◆ DATA EXTRACT
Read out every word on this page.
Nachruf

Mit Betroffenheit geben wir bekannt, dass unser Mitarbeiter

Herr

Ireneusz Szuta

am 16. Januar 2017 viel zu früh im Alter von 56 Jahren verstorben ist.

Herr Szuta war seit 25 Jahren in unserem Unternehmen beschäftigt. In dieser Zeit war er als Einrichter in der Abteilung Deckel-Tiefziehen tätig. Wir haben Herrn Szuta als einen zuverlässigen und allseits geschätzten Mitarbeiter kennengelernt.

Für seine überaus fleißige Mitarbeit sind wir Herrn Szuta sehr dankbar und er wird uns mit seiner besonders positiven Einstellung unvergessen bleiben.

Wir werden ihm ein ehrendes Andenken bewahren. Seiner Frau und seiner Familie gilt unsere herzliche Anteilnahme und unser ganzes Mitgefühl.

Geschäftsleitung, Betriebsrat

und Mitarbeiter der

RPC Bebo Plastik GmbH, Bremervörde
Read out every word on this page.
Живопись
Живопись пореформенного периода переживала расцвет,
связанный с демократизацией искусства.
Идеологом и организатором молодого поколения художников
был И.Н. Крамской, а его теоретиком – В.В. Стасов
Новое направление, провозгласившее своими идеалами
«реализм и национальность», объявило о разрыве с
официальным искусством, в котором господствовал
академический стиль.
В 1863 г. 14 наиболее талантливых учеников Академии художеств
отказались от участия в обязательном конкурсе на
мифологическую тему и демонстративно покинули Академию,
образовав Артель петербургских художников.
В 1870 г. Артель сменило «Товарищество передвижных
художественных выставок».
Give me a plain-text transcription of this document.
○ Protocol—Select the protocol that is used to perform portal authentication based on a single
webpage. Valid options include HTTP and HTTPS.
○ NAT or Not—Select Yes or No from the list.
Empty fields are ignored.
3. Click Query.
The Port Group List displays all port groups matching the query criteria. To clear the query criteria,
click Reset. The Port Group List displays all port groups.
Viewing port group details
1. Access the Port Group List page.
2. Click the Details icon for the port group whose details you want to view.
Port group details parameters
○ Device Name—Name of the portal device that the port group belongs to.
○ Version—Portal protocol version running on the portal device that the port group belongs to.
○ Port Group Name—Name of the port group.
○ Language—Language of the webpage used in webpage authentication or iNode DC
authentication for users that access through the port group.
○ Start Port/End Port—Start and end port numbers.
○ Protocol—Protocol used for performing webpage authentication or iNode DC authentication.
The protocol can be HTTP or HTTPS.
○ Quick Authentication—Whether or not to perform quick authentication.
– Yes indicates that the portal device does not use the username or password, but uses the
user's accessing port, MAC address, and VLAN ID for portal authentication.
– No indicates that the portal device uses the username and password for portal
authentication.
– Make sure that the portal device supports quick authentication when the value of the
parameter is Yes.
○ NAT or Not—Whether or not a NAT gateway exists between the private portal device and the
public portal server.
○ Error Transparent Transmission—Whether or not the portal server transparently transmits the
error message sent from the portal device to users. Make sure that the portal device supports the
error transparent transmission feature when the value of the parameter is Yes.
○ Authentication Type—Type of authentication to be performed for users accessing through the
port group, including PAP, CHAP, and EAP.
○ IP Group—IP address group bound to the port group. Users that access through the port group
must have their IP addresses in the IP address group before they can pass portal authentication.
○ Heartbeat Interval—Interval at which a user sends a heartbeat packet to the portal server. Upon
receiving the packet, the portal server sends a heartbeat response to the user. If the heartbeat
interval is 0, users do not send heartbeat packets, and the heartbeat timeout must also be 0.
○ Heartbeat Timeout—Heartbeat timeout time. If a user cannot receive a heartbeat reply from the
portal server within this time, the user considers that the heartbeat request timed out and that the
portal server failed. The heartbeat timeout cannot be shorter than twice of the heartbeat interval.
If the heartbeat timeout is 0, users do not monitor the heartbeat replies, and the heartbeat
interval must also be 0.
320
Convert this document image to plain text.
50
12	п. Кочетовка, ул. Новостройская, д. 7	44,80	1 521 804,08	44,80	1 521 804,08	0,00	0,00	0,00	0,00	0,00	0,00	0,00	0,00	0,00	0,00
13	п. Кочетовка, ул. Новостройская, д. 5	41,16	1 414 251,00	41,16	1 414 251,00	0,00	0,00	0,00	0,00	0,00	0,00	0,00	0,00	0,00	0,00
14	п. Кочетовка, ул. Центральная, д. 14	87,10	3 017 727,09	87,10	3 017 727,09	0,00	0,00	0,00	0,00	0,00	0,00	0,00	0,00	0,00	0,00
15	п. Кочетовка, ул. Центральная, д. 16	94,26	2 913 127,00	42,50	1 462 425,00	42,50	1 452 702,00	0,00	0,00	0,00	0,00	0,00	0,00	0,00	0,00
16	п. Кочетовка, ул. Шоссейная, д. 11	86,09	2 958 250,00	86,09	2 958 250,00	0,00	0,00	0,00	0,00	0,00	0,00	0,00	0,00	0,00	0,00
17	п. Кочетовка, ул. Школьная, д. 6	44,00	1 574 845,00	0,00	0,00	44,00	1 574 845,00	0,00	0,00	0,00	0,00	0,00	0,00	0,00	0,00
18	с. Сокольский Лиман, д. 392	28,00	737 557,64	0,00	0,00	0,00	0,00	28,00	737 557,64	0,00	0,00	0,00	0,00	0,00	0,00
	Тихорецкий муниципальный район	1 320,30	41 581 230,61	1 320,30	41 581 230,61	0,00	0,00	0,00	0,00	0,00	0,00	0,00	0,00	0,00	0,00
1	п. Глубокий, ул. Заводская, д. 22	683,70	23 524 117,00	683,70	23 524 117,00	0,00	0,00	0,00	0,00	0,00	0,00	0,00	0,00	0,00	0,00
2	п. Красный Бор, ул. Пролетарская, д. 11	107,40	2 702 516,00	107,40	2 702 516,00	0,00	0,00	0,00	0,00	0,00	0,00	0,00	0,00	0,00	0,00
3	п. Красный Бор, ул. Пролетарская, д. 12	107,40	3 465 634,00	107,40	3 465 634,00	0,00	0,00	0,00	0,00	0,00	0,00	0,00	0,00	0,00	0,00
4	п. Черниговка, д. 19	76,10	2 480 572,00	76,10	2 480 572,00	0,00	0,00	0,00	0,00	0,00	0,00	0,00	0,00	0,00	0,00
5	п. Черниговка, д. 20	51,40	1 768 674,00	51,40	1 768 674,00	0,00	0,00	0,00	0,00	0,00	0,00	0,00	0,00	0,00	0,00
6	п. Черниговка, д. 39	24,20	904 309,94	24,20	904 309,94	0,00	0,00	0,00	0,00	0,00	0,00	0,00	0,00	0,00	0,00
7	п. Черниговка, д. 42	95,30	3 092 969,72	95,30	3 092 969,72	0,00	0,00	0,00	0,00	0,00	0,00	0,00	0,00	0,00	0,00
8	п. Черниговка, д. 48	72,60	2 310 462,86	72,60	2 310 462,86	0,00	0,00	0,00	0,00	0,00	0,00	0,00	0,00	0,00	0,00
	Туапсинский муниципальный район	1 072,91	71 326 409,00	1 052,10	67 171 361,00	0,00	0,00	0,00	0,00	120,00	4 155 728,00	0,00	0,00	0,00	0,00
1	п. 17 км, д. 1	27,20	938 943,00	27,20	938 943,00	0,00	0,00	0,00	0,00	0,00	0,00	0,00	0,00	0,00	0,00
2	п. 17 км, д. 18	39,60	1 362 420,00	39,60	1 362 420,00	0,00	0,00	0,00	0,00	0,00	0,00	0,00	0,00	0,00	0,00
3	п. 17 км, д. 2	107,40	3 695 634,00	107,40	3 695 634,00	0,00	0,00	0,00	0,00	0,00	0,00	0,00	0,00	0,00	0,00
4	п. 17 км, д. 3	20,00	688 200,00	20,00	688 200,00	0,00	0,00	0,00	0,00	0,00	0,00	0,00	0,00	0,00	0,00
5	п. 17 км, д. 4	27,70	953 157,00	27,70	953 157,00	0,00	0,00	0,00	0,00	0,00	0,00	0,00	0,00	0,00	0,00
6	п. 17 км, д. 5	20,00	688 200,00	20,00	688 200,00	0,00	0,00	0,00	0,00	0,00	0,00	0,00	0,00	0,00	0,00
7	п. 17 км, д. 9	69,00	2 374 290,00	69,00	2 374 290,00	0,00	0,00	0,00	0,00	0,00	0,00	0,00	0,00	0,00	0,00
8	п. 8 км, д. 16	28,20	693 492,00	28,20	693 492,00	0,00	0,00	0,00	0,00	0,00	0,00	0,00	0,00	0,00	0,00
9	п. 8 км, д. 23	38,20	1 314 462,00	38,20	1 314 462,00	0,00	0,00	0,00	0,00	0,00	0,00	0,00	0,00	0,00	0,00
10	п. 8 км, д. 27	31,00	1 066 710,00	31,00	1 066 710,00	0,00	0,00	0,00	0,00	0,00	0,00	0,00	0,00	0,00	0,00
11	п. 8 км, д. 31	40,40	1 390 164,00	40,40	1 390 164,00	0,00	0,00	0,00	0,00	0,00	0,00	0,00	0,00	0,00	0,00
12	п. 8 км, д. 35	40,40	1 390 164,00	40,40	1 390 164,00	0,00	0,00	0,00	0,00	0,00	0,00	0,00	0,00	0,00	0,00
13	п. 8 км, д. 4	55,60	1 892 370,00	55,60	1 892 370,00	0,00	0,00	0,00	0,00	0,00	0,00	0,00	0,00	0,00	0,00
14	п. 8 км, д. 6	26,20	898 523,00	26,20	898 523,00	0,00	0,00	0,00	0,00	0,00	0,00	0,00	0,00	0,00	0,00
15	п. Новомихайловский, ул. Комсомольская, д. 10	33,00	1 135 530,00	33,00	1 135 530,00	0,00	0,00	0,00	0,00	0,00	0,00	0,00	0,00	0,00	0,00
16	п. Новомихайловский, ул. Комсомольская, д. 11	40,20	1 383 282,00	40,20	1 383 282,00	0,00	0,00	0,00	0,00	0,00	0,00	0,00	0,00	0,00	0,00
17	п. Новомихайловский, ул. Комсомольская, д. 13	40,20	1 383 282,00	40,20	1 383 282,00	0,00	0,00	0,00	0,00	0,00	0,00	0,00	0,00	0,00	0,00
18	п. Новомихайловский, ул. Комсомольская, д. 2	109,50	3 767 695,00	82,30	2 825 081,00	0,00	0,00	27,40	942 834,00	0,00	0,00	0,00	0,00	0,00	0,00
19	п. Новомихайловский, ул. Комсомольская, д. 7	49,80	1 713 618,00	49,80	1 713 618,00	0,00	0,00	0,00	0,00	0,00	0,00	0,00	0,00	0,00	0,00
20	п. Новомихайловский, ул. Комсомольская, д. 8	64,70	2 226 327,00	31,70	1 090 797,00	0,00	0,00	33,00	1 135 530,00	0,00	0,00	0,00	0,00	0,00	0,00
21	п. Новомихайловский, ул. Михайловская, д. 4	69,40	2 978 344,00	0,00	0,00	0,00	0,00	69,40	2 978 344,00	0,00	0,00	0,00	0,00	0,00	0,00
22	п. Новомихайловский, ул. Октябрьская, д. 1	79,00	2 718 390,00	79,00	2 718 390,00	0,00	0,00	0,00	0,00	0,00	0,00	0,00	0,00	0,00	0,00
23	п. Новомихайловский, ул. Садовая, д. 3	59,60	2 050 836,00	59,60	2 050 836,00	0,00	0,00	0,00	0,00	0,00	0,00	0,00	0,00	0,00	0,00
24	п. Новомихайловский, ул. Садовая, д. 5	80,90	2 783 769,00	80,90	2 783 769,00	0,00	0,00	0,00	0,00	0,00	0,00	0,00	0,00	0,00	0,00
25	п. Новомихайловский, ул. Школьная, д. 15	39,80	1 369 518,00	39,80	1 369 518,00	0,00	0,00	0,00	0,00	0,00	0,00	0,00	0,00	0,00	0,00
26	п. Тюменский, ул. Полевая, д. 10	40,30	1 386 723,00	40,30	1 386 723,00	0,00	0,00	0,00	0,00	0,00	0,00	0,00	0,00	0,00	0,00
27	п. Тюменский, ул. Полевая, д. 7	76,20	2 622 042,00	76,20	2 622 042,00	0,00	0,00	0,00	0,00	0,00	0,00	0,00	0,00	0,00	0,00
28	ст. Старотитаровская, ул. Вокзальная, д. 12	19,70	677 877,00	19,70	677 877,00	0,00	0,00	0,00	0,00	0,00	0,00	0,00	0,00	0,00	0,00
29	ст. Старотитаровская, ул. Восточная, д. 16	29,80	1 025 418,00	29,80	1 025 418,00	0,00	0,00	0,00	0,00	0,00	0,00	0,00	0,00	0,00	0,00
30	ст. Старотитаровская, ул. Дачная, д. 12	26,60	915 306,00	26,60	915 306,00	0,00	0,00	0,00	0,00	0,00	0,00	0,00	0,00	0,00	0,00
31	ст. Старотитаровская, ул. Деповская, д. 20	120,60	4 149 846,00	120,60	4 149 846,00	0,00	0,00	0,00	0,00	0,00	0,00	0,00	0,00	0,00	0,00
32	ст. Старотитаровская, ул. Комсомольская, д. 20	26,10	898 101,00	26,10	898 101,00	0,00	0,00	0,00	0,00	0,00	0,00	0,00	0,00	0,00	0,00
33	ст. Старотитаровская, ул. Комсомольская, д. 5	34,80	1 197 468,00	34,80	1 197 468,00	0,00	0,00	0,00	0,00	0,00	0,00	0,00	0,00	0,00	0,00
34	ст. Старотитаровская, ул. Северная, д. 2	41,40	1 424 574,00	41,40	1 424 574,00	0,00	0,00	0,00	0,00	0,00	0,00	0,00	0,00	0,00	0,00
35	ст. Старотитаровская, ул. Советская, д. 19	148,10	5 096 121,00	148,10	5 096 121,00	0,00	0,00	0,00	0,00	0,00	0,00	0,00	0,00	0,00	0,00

◆ WORK INSTRUCTIONS
List each line of the entries that holds the string "Mitarbeiter".

◆ ANSWER TO THE EXERCISE
Mit Betroffenheit geben wir bekannt, dass unser Mitarbeiter
Herr Szuta war seit 25 Jahren in unserem Unternehmen beschäftigt. In dieser Zeit war er als Einrichter in der Abteilung Deckel-Tiefziehen tätig. Wir haben Herrn Szuta als einen zuverlässigen und allseits geschätzten Mitarbeiter kennengelernt.
und Mitarbeiter der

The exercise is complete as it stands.